◆ Goal
Below are some entries. Work out how many of their lines hold the word "Officers", and write that number alone.

Collected data entries

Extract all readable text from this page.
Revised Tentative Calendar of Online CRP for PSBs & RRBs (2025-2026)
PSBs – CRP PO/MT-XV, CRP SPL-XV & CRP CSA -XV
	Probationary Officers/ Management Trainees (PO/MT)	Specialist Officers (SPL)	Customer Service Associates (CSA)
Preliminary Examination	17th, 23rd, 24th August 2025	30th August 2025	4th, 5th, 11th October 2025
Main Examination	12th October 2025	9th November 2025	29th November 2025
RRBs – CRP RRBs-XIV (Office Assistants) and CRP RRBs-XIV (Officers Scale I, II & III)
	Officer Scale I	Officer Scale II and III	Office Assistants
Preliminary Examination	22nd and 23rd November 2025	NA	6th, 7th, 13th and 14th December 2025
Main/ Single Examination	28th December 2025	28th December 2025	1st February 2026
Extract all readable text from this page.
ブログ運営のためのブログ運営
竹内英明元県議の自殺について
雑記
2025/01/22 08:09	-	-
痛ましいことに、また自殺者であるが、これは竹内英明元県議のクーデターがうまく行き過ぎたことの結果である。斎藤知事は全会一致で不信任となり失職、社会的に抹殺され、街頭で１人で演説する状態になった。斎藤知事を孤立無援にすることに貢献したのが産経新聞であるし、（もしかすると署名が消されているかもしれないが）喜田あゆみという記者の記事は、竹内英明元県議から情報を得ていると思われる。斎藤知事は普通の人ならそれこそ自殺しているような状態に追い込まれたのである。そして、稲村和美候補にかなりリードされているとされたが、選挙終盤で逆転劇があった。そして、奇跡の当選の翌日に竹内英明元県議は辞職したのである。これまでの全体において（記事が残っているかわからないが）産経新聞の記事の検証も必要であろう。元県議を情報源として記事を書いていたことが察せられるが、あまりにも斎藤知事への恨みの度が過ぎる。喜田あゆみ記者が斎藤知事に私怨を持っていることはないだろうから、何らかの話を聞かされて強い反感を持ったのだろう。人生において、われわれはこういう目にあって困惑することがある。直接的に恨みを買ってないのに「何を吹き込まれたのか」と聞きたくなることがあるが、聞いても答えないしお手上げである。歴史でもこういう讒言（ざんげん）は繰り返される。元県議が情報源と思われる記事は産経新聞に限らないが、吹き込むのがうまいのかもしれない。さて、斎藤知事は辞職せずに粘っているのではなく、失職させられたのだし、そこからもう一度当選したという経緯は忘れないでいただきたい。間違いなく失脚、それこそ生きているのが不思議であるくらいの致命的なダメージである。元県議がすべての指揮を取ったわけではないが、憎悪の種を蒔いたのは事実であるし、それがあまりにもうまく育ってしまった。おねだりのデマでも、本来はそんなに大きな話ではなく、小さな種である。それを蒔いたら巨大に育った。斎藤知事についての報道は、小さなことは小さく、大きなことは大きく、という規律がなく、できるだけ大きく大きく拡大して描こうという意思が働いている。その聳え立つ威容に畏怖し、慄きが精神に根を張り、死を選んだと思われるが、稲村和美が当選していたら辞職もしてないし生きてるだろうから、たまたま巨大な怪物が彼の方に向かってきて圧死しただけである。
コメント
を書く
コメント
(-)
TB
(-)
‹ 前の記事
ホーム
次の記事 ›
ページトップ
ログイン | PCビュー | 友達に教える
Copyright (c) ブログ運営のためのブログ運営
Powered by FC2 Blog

◆ Full answer
2